:: Short task ::
The records should be written out in full, with nothing altered.

:: Supplied records ::
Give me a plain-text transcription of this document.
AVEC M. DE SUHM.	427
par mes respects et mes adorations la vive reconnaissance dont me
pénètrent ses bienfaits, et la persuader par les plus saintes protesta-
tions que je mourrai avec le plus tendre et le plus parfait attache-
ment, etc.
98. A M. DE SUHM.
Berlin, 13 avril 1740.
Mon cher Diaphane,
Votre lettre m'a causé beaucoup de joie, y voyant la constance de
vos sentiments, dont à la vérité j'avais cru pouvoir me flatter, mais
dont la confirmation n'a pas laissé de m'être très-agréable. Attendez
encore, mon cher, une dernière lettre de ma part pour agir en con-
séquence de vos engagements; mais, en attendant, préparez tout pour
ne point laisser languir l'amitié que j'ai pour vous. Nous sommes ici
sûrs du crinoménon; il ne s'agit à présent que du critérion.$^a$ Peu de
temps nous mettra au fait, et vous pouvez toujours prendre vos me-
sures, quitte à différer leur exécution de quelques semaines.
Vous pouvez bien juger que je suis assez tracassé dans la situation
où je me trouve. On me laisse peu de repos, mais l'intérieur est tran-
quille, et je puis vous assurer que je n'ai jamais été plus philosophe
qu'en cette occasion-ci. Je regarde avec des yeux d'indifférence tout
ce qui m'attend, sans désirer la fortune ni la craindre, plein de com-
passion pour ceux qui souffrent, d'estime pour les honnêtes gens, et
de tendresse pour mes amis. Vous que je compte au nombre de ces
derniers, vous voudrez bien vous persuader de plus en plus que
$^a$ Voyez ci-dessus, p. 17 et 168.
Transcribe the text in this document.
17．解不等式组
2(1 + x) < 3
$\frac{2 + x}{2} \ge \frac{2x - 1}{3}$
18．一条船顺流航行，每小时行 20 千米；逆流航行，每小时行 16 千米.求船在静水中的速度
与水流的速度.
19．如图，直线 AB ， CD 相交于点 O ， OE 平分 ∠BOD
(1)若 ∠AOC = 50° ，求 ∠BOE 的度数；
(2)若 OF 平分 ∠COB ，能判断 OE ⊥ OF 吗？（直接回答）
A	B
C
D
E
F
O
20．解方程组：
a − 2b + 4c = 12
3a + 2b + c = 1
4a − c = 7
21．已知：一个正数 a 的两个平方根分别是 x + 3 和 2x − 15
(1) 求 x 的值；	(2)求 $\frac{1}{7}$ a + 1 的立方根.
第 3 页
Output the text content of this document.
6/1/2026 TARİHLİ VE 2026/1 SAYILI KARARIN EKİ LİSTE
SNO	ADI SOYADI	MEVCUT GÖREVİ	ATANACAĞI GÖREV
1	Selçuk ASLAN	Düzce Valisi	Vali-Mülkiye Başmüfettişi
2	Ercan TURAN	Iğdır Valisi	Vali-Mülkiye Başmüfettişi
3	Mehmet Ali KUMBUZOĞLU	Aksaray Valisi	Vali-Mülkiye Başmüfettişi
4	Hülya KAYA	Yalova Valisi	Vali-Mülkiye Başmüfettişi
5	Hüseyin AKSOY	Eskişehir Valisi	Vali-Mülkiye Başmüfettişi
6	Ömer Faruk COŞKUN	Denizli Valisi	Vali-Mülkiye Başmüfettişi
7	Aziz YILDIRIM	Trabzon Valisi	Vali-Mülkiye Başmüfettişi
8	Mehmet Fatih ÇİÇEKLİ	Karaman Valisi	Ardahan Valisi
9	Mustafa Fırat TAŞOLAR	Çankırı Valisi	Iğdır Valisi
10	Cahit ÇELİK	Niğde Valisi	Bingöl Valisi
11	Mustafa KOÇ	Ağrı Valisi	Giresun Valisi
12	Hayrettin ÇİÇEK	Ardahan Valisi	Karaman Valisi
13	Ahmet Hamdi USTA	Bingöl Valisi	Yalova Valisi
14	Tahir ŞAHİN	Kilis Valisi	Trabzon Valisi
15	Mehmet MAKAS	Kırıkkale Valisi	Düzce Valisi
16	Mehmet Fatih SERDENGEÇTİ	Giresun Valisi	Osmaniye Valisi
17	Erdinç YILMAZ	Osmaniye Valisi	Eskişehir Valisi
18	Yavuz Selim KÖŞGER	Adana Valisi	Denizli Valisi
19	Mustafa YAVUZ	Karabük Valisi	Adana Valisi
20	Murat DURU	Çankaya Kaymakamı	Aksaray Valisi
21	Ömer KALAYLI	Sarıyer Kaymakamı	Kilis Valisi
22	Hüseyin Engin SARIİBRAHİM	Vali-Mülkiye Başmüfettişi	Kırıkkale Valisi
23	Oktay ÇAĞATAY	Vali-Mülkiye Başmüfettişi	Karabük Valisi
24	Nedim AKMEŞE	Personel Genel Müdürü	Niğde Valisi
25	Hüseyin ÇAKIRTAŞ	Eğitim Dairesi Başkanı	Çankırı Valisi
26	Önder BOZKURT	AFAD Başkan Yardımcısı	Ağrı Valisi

:: Right answer ::
Give me a plain-text transcription of this document.
AVEC M. DE SUHM.	427
par mes respects et mes adorations la vive reconnaissance dont me
pénètrent ses bienfaits, et la persuader par les plus saintes protesta-
tions que je mourrai avec le plus tendre et le plus parfait attache-
ment, etc.
98. A M. DE SUHM.
Berlin, 13 avril 1740.
Mon cher Diaphane,
Votre lettre m'a causé beaucoup de joie, y voyant la constance de
vos sentiments, dont à la vérité j'avais cru pouvoir me flatter, mais
dont la confirmation n'a pas laissé de m'être très-agréable. Attendez
encore, mon cher, une dernière lettre de ma part pour agir en con-
séquence de vos engagements; mais, en attendant, préparez tout pour
ne point laisser languir l'amitié que j'ai pour vous. Nous sommes ici
sûrs du crinoménon; il ne s'agit à présent que du critérion.$^a$ Peu de
temps nous mettra au fait, et vous pouvez toujours prendre vos me-
sures, quitte à différer leur exécution de quelques semaines.
Vous pouvez bien juger que je suis assez tracassé dans la situation
où je me trouve. On me laisse peu de repos, mais l'intérieur est tran-
quille, et je puis vous assurer que je n'ai jamais été plus philosophe
qu'en cette occasion-ci. Je regarde avec des yeux d'indifférence tout
ce qui m'attend, sans désirer la fortune ni la craindre, plein de com-
passion pour ceux qui souffrent, d'estime pour les honnêtes gens, et
de tendresse pour mes amis. Vous que je compte au nombre de ces
derniers, vous voudrez bien vous persuader de plus en plus que
$^a$ Voyez ci-dessus, p. 17 et 168.
Transcribe the text in this document.
17．解不等式组
2(1 + x) < 3
$\frac{2 + x}{2} \ge \frac{2x - 1}{3}$
18．一条船顺流航行，每小时行 20 千米；逆流航行，每小时行 16 千米.求船在静水中的速度
与水流的速度.
19．如图，直线 AB ， CD 相交于点 O ， OE 平分 ∠BOD
(1)若 ∠AOC = 50° ，求 ∠BOE 的度数；
(2)若 OF 平分 ∠COB ，能判断 OE ⊥ OF 吗？（直接回答）
A	B
C
D
E
F
O
20．解方程组：
a − 2b + 4c = 12
3a + 2b + c = 1
4a − c = 7
21．已知：一个正数 a 的两个平方根分别是 x + 3 和 2x − 15
(1) 求 x 的值；	(2)求 $\frac{1}{7}$ a + 1 的立方根.
第 3 页
Output the text content of this document.
6/1/2026 TARİHLİ VE 2026/1 SAYILI KARARIN EKİ LİSTE
SNO	ADI SOYADI	MEVCUT GÖREVİ	ATANACAĞI GÖREV
1	Selçuk ASLAN	Düzce Valisi	Vali-Mülkiye Başmüfettişi
2	Ercan TURAN	Iğdır Valisi	Vali-Mülkiye Başmüfettişi
3	Mehmet Ali KUMBUZOĞLU	Aksaray Valisi	Vali-Mülkiye Başmüfettişi
4	Hülya KAYA	Yalova Valisi	Vali-Mülkiye Başmüfettişi
5	Hüseyin AKSOY	Eskişehir Valisi	Vali-Mülkiye Başmüfettişi
6	Ömer Faruk COŞKUN	Denizli Valisi	Vali-Mülkiye Başmüfettişi
7	Aziz YILDIRIM	Trabzon Valisi	Vali-Mülkiye Başmüfettişi
8	Mehmet Fatih ÇİÇEKLİ	Karaman Valisi	Ardahan Valisi
9	Mustafa Fırat TAŞOLAR	Çankırı Valisi	Iğdır Valisi
10	Cahit ÇELİK	Niğde Valisi	Bingöl Valisi
11	Mustafa KOÇ	Ağrı Valisi	Giresun Valisi
12	Hayrettin ÇİÇEK	Ardahan Valisi	Karaman Valisi
13	Ahmet Hamdi USTA	Bingöl Valisi	Yalova Valisi
14	Tahir ŞAHİN	Kilis Valisi	Trabzon Valisi
15	Mehmet MAKAS	Kırıkkale Valisi	Düzce Valisi
16	Mehmet Fatih SERDENGEÇTİ	Giresun Valisi	Osmaniye Valisi
17	Erdinç YILMAZ	Osmaniye Valisi	Eskişehir Valisi
18	Yavuz Selim KÖŞGER	Adana Valisi	Denizli Valisi
19	Mustafa YAVUZ	Karabük Valisi	Adana Valisi
20	Murat DURU	Çankaya Kaymakamı	Aksaray Valisi
21	Ömer KALAYLI	Sarıyer Kaymakamı	Kilis Valisi
22	Hüseyin Engin SARIİBRAHİM	Vali-Mülkiye Başmüfettişi	Kırıkkale Valisi
23	Oktay ÇAĞATAY	Vali-Mülkiye Başmüfettişi	Karabük Valisi
24	Nedim AKMEŞE	Personel Genel Müdürü	Niğde Valisi
25	Hüseyin ÇAKIRTAŞ	Eğitim Dairesi Başkanı	Çankırı Valisi
26	Önder BOZKURT	AFAD Başkan Yardımcısı	Ağrı Valisi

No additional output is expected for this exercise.